Records supplied:
+++

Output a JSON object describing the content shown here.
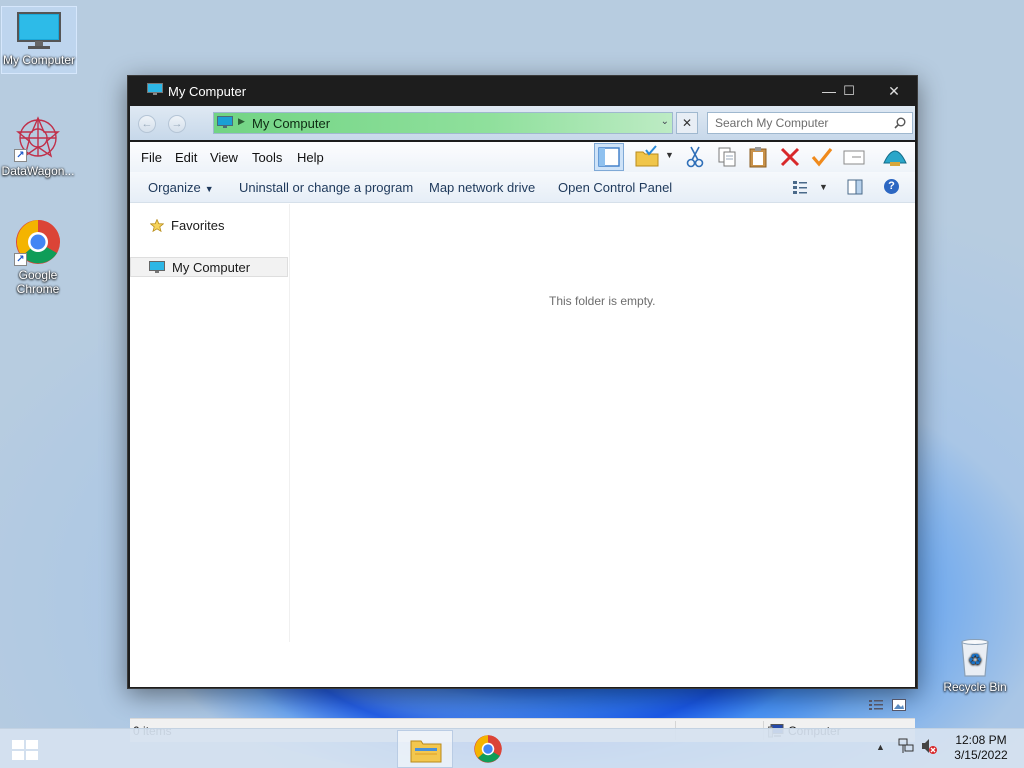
{
  "desktop": {
    "icons": [
      {
        "label": "My Computer"
      },
      {
        "label": "DataWagon..."
      },
      {
        "label": "Google Chrome"
      },
      {
        "label": "Recycle Bin"
      }
    ]
  },
  "window": {
    "title": "My Computer",
    "controls": {
      "minimize": "—",
      "maximize": "☐",
      "close": "✕"
    },
    "address": {
      "location": "My Computer",
      "clear": "✕"
    },
    "search": {
      "placeholder": "Search My Computer"
    },
    "menu": [
      "File",
      "Edit",
      "View",
      "Tools",
      "Help"
    ],
    "commands": {
      "organize": "Organize",
      "uninstall": "Uninstall or change a program",
      "map_drive": "Map network drive",
      "control_panel": "Open Control Panel"
    },
    "nav": {
      "favorites": "Favorites",
      "my_computer": "My Computer"
    },
    "content": {
      "empty_message": "This folder is empty."
    },
    "status": {
      "items": "0 items",
      "location": "Computer"
    }
  },
  "taskbar": {
    "clock_time": "12:08 PM",
    "clock_date": "3/15/2022"
  },
  "colors": {
    "address_green": "#8fe09c",
    "title_bar": "#1d1d1d",
    "command_text": "#1e395b"
  }
}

+++

Your task: Repeat each line of the records above exactly, but do not copy the pictures.

Result:
Output a JSON object describing the content shown here.
{
  "desktop": {
    "icons": [
      {
        "label": "My Computer"
      },
      {
        "label": "DataWagon..."
      },
      {
        "label": "Google Chrome"
      },
      {
        "label": "Recycle Bin"
      }
    ]
  },
  "window": {
    "title": "My Computer",
    "controls": {
      "minimize": "—",
      "maximize": "☐",
      "close": "✕"
    },
    "address": {
      "location": "My Computer",
      "clear": "✕"
    },
    "search": {
      "placeholder": "Search My Computer"
    },
    "menu": [
      "File",
      "Edit",
      "View",
      "Tools",
      "Help"
    ],
    "commands": {
      "organize": "Organize",
      "uninstall": "Uninstall or change a program",
      "map_drive": "Map network drive",
      "control_panel": "Open Control Panel"
    },
    "nav": {
      "favorites": "Favorites",
      "my_computer": "My Computer"
    },
    "content": {
      "empty_message": "This folder is empty."
    },
    "status": {
      "items": "0 items",
      "location": "Computer"
    }
  },
  "taskbar": {
    "clock_time": "12:08 PM",
    "clock_date": "3/15/2022"
  },
  "colors": {
    "address_green": "#8fe09c",
    "title_bar": "#1d1d1d",
    "command_text": "#1e395b"
  }
}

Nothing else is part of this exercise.